--- start Selected extract ---

Whilst more businesses are reported as being prepared for a no-deal Brexit, up from 20% to 40%, Bank of England governor, Mark Carney noted last week that around 150,000 still did not have the paperwork required to continue exporting after a no-deal Brexit. Not very encouraging for the West Midlands with 15% of our economy powered by manufacturing.
At the latest meeting with West Midlands MPs held by the Greater Birmingham Chamber, June 21st, and hosted by Paul Thandi, CEO, the NEC Group, Dame Caroline Spelman MP (Conservative, Meriden) shared his frustrations. She said there was a strong spirit in favour of cross party cooperation. She had worked with MP Jack Dromey (Labour, Birmingham Erdington), to push through a non-binding cross party amendment rejecting a no-deal at any time under any circumstances.
This was later moved by Yvette Cooper MP (Labour, Normanton, Pontefract and Castleford) after Dame Caroline felt obliged to withdraw when it became clear the government would be whipping against it, with this non-binding amendment passed by a narrow majority in the Commons. However Dame Caroline observed with regret that there was no longer any mechanism to prevent a no-deal Brexit which would, she stated, lead to the fastest process of de-industrialisation ever witnessed.

--- end Selected extract ---
--- start Supplied information ---

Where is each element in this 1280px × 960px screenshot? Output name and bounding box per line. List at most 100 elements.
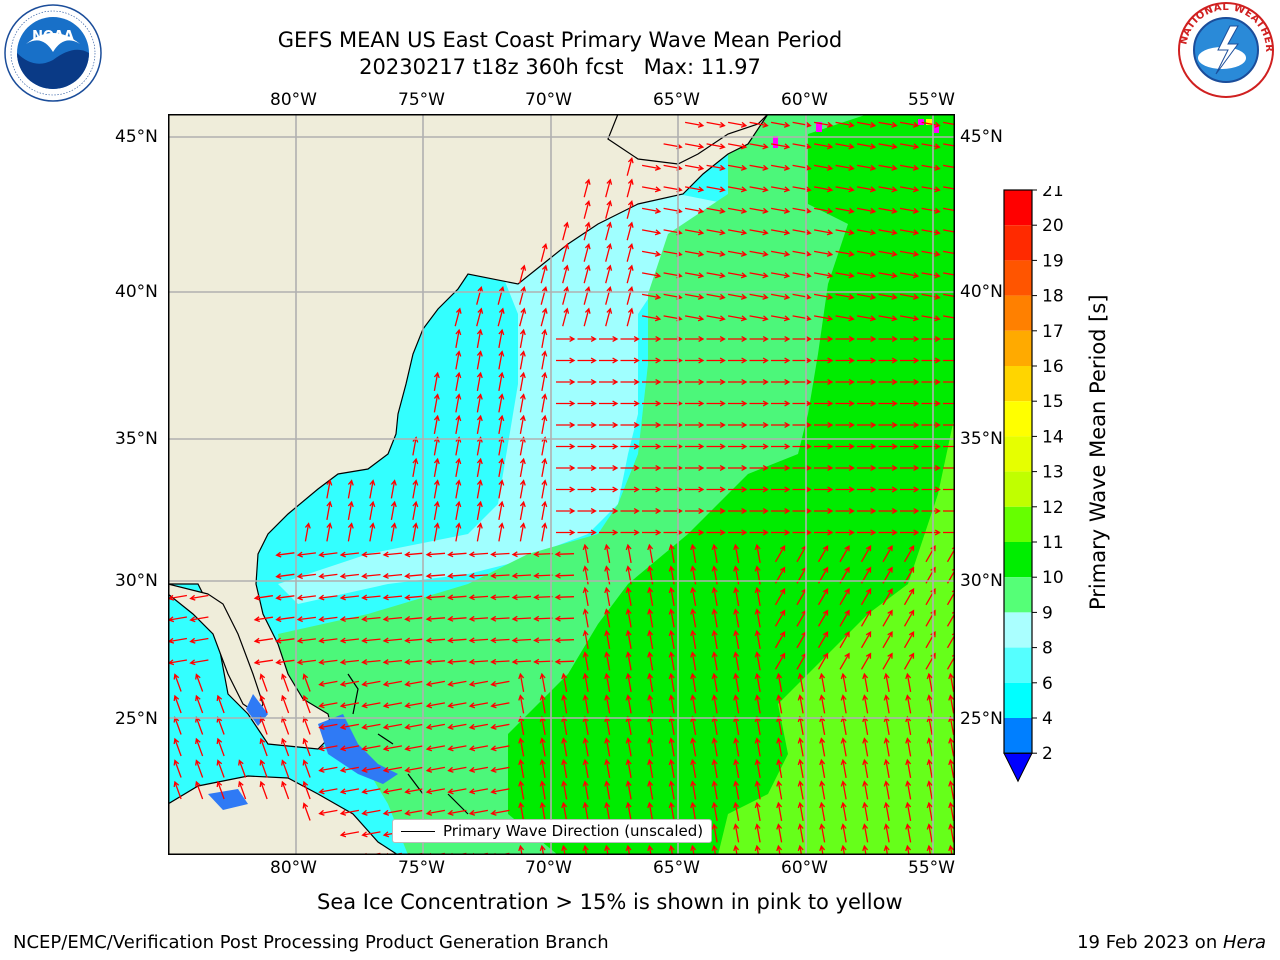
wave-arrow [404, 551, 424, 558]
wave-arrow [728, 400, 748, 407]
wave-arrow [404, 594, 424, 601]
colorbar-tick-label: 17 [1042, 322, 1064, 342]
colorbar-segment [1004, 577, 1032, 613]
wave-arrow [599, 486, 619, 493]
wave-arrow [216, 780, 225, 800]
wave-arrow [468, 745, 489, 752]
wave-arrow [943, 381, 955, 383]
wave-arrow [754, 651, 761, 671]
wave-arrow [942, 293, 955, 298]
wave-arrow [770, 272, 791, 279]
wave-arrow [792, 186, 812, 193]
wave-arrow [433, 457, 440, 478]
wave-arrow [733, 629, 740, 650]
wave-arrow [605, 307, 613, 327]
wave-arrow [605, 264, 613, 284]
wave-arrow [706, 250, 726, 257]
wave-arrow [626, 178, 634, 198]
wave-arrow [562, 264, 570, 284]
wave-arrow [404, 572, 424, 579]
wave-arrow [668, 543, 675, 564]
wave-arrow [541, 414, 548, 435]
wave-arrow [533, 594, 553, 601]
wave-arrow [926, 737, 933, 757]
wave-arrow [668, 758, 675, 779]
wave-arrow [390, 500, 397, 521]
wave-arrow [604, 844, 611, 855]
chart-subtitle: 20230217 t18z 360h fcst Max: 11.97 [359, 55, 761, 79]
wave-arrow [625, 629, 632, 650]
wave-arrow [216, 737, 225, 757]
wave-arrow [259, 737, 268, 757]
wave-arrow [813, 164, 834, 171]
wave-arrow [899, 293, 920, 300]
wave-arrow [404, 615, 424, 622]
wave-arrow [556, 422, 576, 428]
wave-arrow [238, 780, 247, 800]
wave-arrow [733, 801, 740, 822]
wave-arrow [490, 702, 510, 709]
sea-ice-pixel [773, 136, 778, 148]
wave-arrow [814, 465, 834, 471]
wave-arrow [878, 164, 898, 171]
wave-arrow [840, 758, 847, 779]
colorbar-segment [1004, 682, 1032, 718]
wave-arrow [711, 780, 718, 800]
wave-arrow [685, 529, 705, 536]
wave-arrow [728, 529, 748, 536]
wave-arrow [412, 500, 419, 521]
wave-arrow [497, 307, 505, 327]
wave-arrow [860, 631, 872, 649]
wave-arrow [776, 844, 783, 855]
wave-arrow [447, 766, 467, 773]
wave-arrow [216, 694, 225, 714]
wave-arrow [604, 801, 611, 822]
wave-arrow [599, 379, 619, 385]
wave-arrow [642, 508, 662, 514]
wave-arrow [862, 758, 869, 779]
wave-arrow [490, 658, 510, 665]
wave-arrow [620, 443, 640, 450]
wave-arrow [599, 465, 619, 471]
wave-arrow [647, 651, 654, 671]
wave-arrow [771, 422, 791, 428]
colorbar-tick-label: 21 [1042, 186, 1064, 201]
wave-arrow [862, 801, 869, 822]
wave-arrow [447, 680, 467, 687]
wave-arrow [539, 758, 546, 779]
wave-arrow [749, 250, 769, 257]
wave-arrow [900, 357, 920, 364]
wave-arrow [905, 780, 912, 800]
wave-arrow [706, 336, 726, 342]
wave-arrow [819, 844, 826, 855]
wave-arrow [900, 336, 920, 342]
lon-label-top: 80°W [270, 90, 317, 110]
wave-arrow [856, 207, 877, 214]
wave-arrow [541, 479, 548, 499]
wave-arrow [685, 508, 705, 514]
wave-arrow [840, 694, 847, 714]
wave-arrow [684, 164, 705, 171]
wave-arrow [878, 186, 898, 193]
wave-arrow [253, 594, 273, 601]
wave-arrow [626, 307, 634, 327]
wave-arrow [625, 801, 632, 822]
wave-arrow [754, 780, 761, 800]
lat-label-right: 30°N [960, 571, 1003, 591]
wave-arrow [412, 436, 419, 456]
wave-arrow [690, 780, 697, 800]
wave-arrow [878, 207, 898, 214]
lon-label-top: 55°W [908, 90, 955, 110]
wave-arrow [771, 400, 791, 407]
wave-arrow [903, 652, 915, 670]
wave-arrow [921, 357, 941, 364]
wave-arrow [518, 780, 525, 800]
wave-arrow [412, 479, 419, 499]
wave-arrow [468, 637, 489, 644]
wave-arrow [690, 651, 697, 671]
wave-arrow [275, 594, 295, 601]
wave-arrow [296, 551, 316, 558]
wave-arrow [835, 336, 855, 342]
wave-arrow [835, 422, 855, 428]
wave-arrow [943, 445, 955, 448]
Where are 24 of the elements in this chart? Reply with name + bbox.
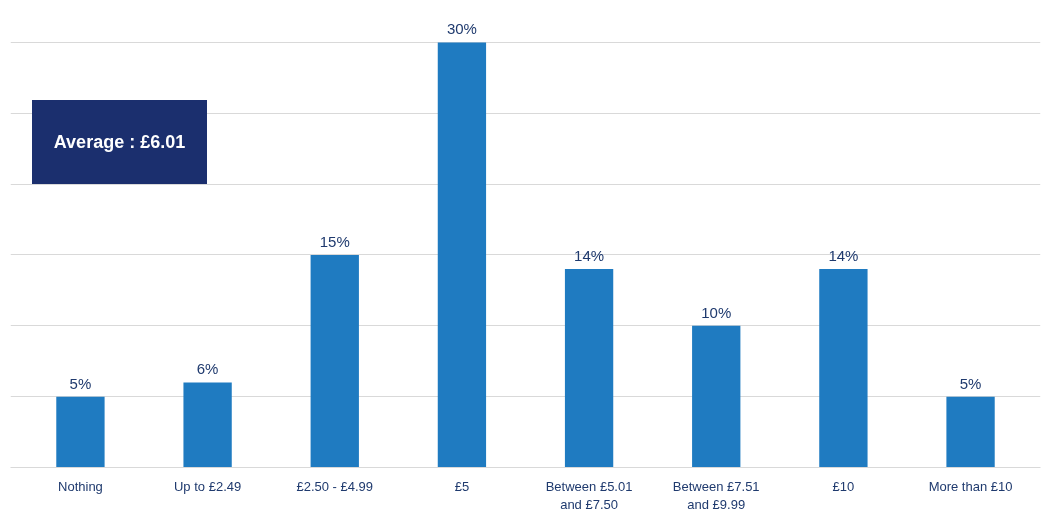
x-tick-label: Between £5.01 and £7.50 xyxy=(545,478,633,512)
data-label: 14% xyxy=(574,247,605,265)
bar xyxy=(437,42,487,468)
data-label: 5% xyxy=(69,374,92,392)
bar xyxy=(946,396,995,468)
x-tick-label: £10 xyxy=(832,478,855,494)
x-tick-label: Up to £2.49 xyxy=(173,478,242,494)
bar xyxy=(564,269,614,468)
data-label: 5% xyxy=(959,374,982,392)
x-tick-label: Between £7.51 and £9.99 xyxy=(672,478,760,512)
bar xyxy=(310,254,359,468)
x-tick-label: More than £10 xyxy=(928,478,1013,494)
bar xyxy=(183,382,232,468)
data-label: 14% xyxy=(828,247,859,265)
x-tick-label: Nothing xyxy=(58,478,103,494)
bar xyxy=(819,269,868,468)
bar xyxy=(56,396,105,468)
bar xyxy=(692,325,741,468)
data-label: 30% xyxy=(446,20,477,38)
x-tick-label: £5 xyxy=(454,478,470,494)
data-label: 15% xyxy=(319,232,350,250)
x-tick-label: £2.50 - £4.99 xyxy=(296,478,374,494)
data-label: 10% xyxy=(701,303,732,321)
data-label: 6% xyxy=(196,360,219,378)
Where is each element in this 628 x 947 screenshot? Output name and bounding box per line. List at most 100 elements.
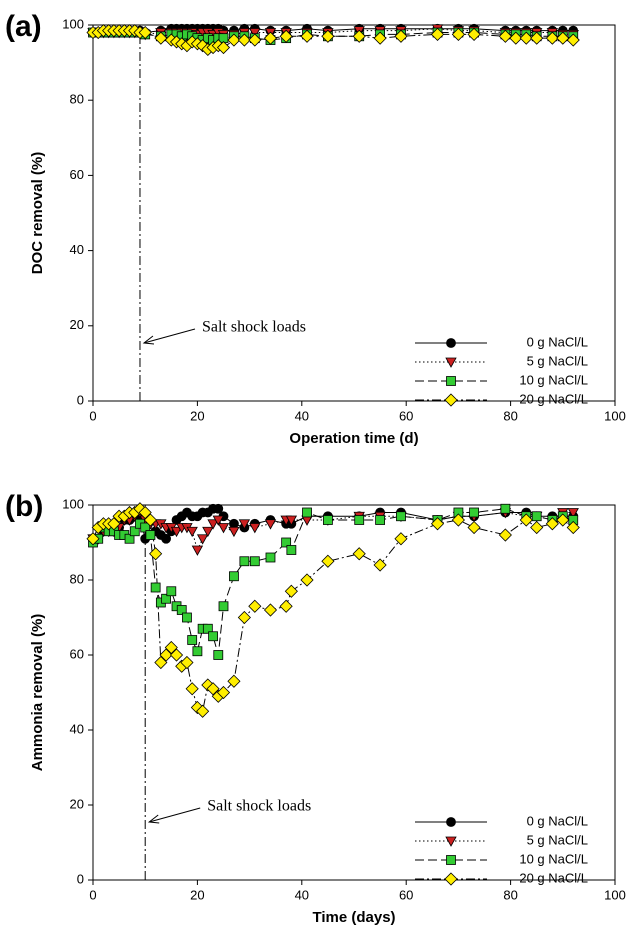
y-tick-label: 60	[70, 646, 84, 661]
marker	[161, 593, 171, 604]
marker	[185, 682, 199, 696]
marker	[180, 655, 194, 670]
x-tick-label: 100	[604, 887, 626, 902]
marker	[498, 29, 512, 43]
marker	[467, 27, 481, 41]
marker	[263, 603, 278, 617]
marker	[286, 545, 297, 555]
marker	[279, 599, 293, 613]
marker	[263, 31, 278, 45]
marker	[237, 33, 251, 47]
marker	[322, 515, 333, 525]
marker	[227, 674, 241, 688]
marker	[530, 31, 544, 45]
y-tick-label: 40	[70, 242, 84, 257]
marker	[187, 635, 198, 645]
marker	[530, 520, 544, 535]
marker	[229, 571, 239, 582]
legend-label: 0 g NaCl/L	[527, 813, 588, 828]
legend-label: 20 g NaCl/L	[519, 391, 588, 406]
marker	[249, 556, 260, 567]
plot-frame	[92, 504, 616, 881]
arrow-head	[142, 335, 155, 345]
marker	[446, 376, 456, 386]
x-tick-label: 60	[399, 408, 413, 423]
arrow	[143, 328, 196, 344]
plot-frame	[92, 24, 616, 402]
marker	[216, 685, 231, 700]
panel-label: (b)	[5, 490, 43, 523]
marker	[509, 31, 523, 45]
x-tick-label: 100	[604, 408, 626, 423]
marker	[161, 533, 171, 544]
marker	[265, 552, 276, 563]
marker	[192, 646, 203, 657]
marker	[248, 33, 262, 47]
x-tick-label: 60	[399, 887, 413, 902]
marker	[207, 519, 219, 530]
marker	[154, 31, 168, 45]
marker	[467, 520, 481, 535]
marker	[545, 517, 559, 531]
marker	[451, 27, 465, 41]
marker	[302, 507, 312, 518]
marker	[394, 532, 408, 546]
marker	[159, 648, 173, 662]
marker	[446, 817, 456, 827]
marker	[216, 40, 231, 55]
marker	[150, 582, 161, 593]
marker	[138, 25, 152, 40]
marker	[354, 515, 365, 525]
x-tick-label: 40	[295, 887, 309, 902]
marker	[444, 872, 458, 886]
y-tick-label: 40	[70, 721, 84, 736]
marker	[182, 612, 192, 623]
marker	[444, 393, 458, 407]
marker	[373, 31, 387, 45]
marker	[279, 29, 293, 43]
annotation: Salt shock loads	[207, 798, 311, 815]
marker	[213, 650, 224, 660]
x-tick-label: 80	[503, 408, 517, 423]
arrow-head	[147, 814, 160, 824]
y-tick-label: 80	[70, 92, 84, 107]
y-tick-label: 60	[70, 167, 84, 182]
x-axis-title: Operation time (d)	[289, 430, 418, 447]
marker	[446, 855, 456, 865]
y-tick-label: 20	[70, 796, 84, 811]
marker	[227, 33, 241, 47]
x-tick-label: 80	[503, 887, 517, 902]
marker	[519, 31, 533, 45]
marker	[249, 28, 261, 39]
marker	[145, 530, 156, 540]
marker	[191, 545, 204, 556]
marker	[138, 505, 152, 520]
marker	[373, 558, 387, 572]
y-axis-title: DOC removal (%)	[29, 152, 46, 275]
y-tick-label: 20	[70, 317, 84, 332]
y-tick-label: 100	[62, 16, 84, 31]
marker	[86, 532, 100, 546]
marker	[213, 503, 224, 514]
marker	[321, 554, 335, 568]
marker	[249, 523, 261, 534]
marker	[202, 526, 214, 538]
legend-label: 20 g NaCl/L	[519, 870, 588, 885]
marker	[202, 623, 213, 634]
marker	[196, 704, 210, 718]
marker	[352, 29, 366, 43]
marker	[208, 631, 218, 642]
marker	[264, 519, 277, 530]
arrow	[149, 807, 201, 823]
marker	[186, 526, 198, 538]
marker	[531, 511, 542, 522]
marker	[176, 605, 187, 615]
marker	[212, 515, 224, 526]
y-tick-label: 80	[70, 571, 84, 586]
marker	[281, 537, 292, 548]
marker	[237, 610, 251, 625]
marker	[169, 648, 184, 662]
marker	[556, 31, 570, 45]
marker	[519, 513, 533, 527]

--- end Supplied information ---

* [Given task]
Reproduce everything from "This was later" down to "de-industrialisation ever witnessed." in the no-deal Brexit passage above, word for word.

* [Correct response]
This was later moved by Yvette Cooper MP (Labour, Normanton, Pontefract and Castleford) after Dame Caroline felt obliged to withdraw when it became clear the government would be whipping against it, with this non-binding amendment passed by a narrow majority in the Commons. However Dame Caroline observed with regret that there was no longer any mechanism to prevent a no-deal Brexit which would, she stated, lead to the fastest process of de-industrialisation ever witnessed.